▶ Data items
▬▬▬▬▬▬▬▬▬▬

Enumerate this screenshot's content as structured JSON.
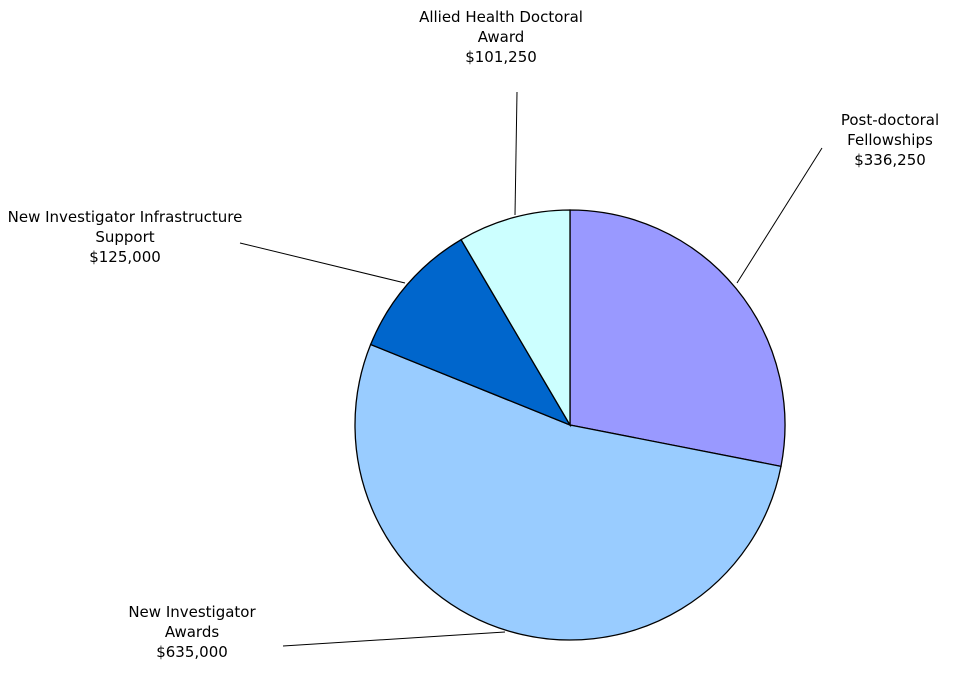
{
  "chart_data": {
    "type": "pie",
    "categories": [
      "Post-doctoral Fellowships",
      "New Investigator Awards",
      "New Investigator Infrastructure Support",
      "Allied Health Doctoral Award"
    ],
    "values": [
      336250,
      635000,
      125000,
      101250
    ],
    "value_labels": [
      "$336,250",
      "$635,000",
      "$125,000",
      "$101,250"
    ],
    "colors": [
      "#9999ff",
      "#99ccff",
      "#0066cc",
      "#ccffff"
    ]
  }
}
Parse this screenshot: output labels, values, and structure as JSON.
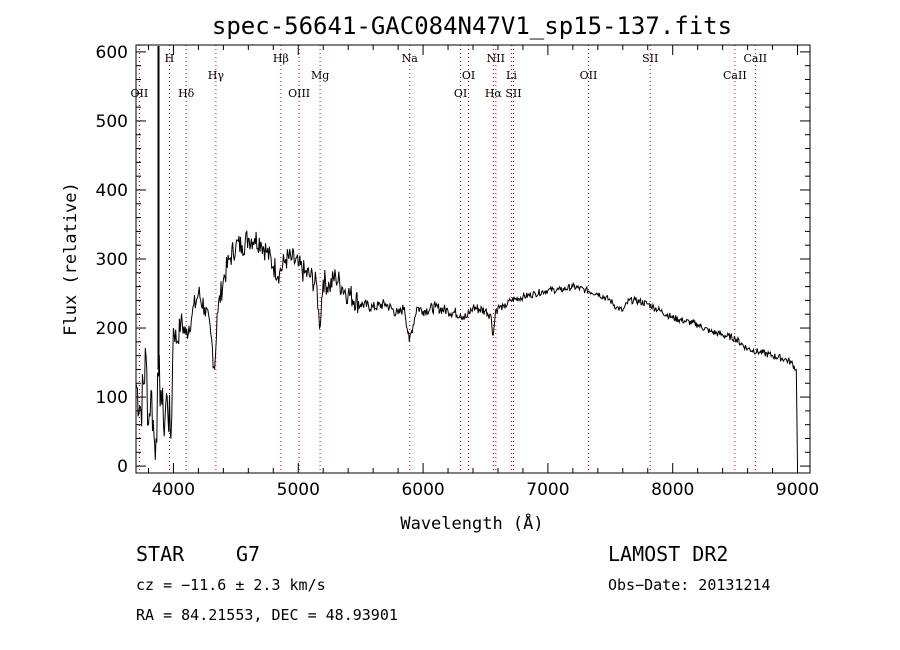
{
  "chart_data": {
    "type": "line",
    "title": "spec-56641-GAC084N47V1_sp15-137.fits",
    "xlabel": "Wavelength (Å)",
    "ylabel": "Flux (relative)",
    "xlim": [
      3700,
      9100
    ],
    "ylim": [
      -10,
      610
    ],
    "xticks": [
      4000,
      5000,
      6000,
      7000,
      8000,
      9000
    ],
    "yticks": [
      0,
      100,
      200,
      300,
      400,
      500,
      600
    ],
    "grid": false,
    "series": [
      {
        "x": [
          3700,
          3740,
          3780,
          3800,
          3820,
          3850,
          3860,
          3880,
          3900,
          3920,
          3950,
          3980,
          4000,
          4030,
          4060,
          4100,
          4150,
          4200,
          4250,
          4300,
          4330,
          4350,
          4400,
          4450,
          4500,
          4550,
          4600,
          4650,
          4700,
          4750,
          4800,
          4850,
          4900,
          4950,
          5000,
          5050,
          5100,
          5150,
          5170,
          5200,
          5250,
          5300,
          5350,
          5400,
          5500,
          5600,
          5700,
          5800,
          5850,
          5890,
          5950,
          6000,
          6100,
          6200,
          6300,
          6350,
          6400,
          6500,
          6540,
          6563,
          6580,
          6600,
          6650,
          6700,
          6800,
          6900,
          7000,
          7100,
          7200,
          7300,
          7400,
          7500,
          7550,
          7600,
          7650,
          7700,
          7800,
          7900,
          8000,
          8100,
          8200,
          8300,
          8400,
          8500,
          8600,
          8700,
          8800,
          8900,
          8950,
          8990,
          9000
        ],
        "y": [
          120,
          80,
          160,
          60,
          110,
          30,
          40,
          130,
          110,
          60,
          100,
          40,
          200,
          180,
          210,
          190,
          220,
          250,
          230,
          190,
          140,
          220,
          270,
          300,
          320,
          320,
          330,
          330,
          325,
          310,
          290,
          280,
          300,
          300,
          290,
          280,
          275,
          260,
          200,
          270,
          260,
          275,
          260,
          250,
          235,
          230,
          235,
          220,
          230,
          180,
          230,
          225,
          230,
          225,
          220,
          215,
          230,
          225,
          220,
          190,
          225,
          230,
          230,
          240,
          245,
          250,
          255,
          255,
          260,
          255,
          250,
          240,
          230,
          225,
          240,
          240,
          235,
          225,
          215,
          210,
          205,
          195,
          190,
          185,
          170,
          165,
          160,
          155,
          150,
          140,
          0
        ]
      }
    ],
    "line_markers": [
      {
        "label": "OII",
        "wavelength": 3727,
        "row": 3
      },
      {
        "label": "H",
        "wavelength": 3968,
        "row": 1
      },
      {
        "label": "Hδ",
        "wavelength": 4102,
        "row": 3
      },
      {
        "label": "Hγ",
        "wavelength": 4340,
        "row": 2
      },
      {
        "label": "Hβ",
        "wavelength": 4861,
        "row": 1
      },
      {
        "label": "OIII",
        "wavelength": 5007,
        "row": 3
      },
      {
        "label": "Mg",
        "wavelength": 5175,
        "row": 2
      },
      {
        "label": "Na",
        "wavelength": 5893,
        "row": 1
      },
      {
        "label": "OI",
        "wavelength": 6300,
        "row": 3
      },
      {
        "label": "OI",
        "wavelength": 6364,
        "row": 2
      },
      {
        "label": "NII",
        "wavelength": 6583,
        "row": 1
      },
      {
        "label": "Hα",
        "wavelength": 6563,
        "row": 3
      },
      {
        "label": "Li",
        "wavelength": 6708,
        "row": 2
      },
      {
        "label": "SII",
        "wavelength": 6724,
        "row": 3
      },
      {
        "label": "OII",
        "wavelength": 7325,
        "row": 2
      },
      {
        "label": "SII",
        "wavelength": 7820,
        "row": 1
      },
      {
        "label": "CaII",
        "wavelength": 8498,
        "row": 2
      },
      {
        "label": "CaII",
        "wavelength": 8662,
        "row": 1
      }
    ],
    "marker_color": "#cc0000",
    "line_color": "#000000"
  },
  "info": {
    "object_class": "STAR",
    "subclass": "G7",
    "survey": "LAMOST DR2",
    "cz": "cz = −11.6 ± 2.3 km/s",
    "obs_date": "Obs−Date: 20131214",
    "radec": "RA =  84.21553, DEC =  48.93901"
  }
}
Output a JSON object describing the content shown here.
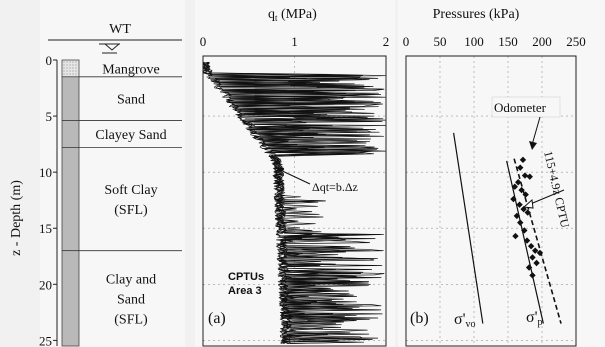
{
  "chart_data": [
    {
      "type": "strip-log",
      "title": "WT",
      "ylabel": "z - Depth (m)",
      "y_ticks": [
        0,
        5,
        10,
        15,
        20,
        25
      ],
      "ylim": [
        0,
        25.5
      ],
      "layers": [
        {
          "name": "Mangrove",
          "label_lines": [
            "Mangrove"
          ],
          "top": 0,
          "bottom": 1.5
        },
        {
          "name": "Sand",
          "label_lines": [
            "Sand"
          ],
          "top": 1.5,
          "bottom": 5.4
        },
        {
          "name": "Clayey Sand",
          "label_lines": [
            "Clayey Sand"
          ],
          "top": 5.4,
          "bottom": 7.8
        },
        {
          "name": "Soft Clay (SFL)",
          "label_lines": [
            "Soft Clay",
            "(SFL)"
          ],
          "top": 7.8,
          "bottom": 17.0
        },
        {
          "name": "Clay and Sand (SFL)",
          "label_lines": [
            "Clay and",
            "Sand",
            "(SFL)"
          ],
          "top": 17.0,
          "bottom": 25.5
        }
      ]
    },
    {
      "type": "line",
      "title": "qt (MPa)",
      "x_ticks": [
        0,
        1,
        2
      ],
      "xlim": [
        0,
        2
      ],
      "ylim": [
        0,
        25.5
      ],
      "panel_label": "(a)",
      "annotations": [
        "CPTUs",
        "Area 3",
        "Δqt=b.Δz"
      ],
      "grid": true,
      "trend": {
        "x": [
          0.02,
          0.82,
          0.92
        ],
        "z": [
          0.8,
          9.2,
          25.5
        ]
      }
    },
    {
      "type": "scatter",
      "title": "Pressures (kPa)",
      "x_ticks": [
        0,
        50,
        100,
        150,
        200,
        250
      ],
      "xlim": [
        0,
        250
      ],
      "ylim": [
        0,
        25.5
      ],
      "panel_label": "(b)",
      "grid": true,
      "series": [
        {
          "name": "Odometer",
          "points": [
            [
              172,
              8.9
            ],
            [
              168,
              9.6
            ],
            [
              175,
              10.3
            ],
            [
              165,
              10.9
            ],
            [
              182,
              10.4
            ],
            [
              160,
              11.3
            ],
            [
              170,
              11.6
            ],
            [
              176,
              12.0
            ],
            [
              158,
              12.4
            ],
            [
              167,
              12.9
            ],
            [
              173,
              13.3
            ],
            [
              163,
              13.9
            ],
            [
              179,
              13.6
            ],
            [
              168,
              14.5
            ],
            [
              174,
              15.2
            ],
            [
              161,
              15.7
            ],
            [
              178,
              16.1
            ],
            [
              184,
              16.6
            ],
            [
              190,
              17.0
            ],
            [
              197,
              17.2
            ],
            [
              186,
              17.6
            ],
            [
              192,
              18.1
            ],
            [
              181,
              18.5
            ],
            [
              186,
              19.2
            ]
          ]
        },
        {
          "name": "σ'vo",
          "x": [
            70,
            113
          ],
          "z": [
            6.5,
            23.5
          ]
        },
        {
          "name": "σ'p",
          "x": [
            148,
            202
          ],
          "z": [
            9.0,
            23.5
          ]
        },
        {
          "name": "115+4.9z CPTU",
          "x": [
            159,
            228
          ],
          "z": [
            8.8,
            23.5
          ]
        }
      ],
      "annotations": [
        "Odometer",
        "115+4.9z CPTU",
        "σ'vo",
        "σ'p"
      ]
    }
  ]
}
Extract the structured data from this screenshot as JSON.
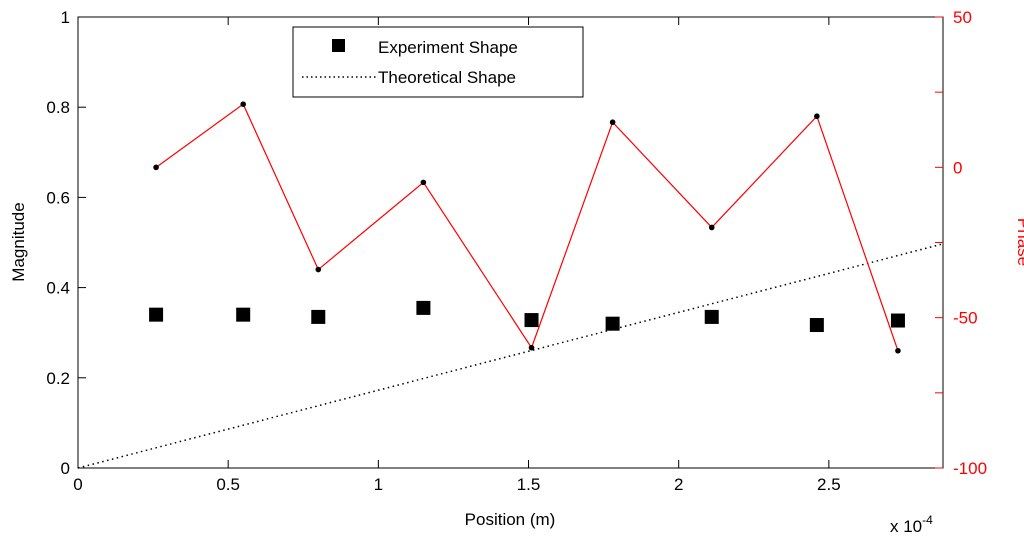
{
  "chart_data": {
    "type": "scatter",
    "xlabel": "Position (m)",
    "ylabel_left": "Magnitude",
    "ylabel_right": "Phase",
    "x_multiplier_label": "x 10",
    "x_multiplier_exponent": "-4",
    "xlim": [
      0,
      2.88
    ],
    "ylim_left": [
      0,
      1
    ],
    "ylim_right": [
      -100,
      50
    ],
    "x_ticks": [
      0,
      0.5,
      1,
      1.5,
      2,
      2.5
    ],
    "x_tick_labels": [
      "0",
      "0.5",
      "1",
      "1.5",
      "2",
      "2.5"
    ],
    "y_left_ticks": [
      0,
      0.2,
      0.4,
      0.6,
      0.8,
      1
    ],
    "y_left_tick_labels": [
      "0",
      "0.2",
      "0.4",
      "0.6",
      "0.8",
      "1"
    ],
    "y_right_ticks": [
      -100,
      -50,
      0,
      50
    ],
    "y_right_tick_labels": [
      "-100",
      "-50",
      "0",
      "50"
    ],
    "grid": false,
    "legend_position": "top-center",
    "colors": {
      "phase": "#ff0000",
      "magnitude": "#000000",
      "theory": "#000000"
    },
    "series": [
      {
        "name": "Experiment Shape",
        "axis": "left",
        "style": "square-markers",
        "x": [
          0.26,
          0.55,
          0.8,
          1.15,
          1.51,
          1.78,
          2.11,
          2.46,
          2.73
        ],
        "y": [
          0.34,
          0.34,
          0.335,
          0.355,
          0.328,
          0.32,
          0.335,
          0.317,
          0.327
        ]
      },
      {
        "name": "Theoretical Shape",
        "axis": "left",
        "style": "dotted-line",
        "x": [
          0,
          2.88
        ],
        "y": [
          0,
          0.497
        ]
      },
      {
        "name": "Phase",
        "axis": "right",
        "style": "red-line-with-dots",
        "x": [
          0.26,
          0.55,
          0.8,
          1.15,
          1.51,
          1.78,
          2.11,
          2.46,
          2.73
        ],
        "y": [
          0,
          21,
          -34,
          -5,
          -60,
          15,
          -20,
          17,
          -61
        ]
      }
    ],
    "legend": [
      {
        "label": "Experiment Shape",
        "symbol": "square"
      },
      {
        "label": "Theoretical Shape",
        "symbol": "dotted"
      }
    ]
  }
}
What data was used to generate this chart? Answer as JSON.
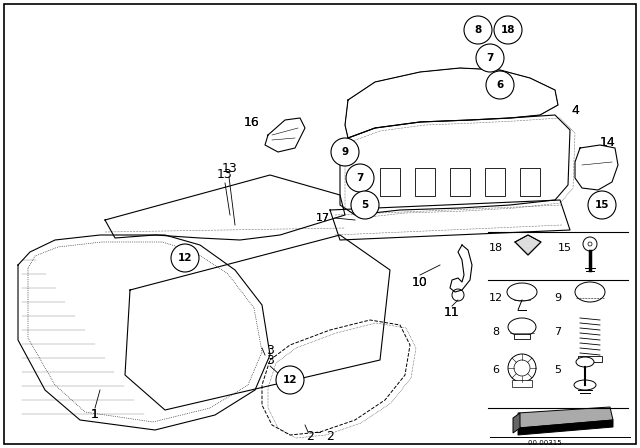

▬▬▬▬▬▬▬▬▬▬

▶ Work required
Which lines in the records above contain the string "square"? Copy each one.

▶ Solution for this exercise
        "style": "square-markers",
        "symbol": "square"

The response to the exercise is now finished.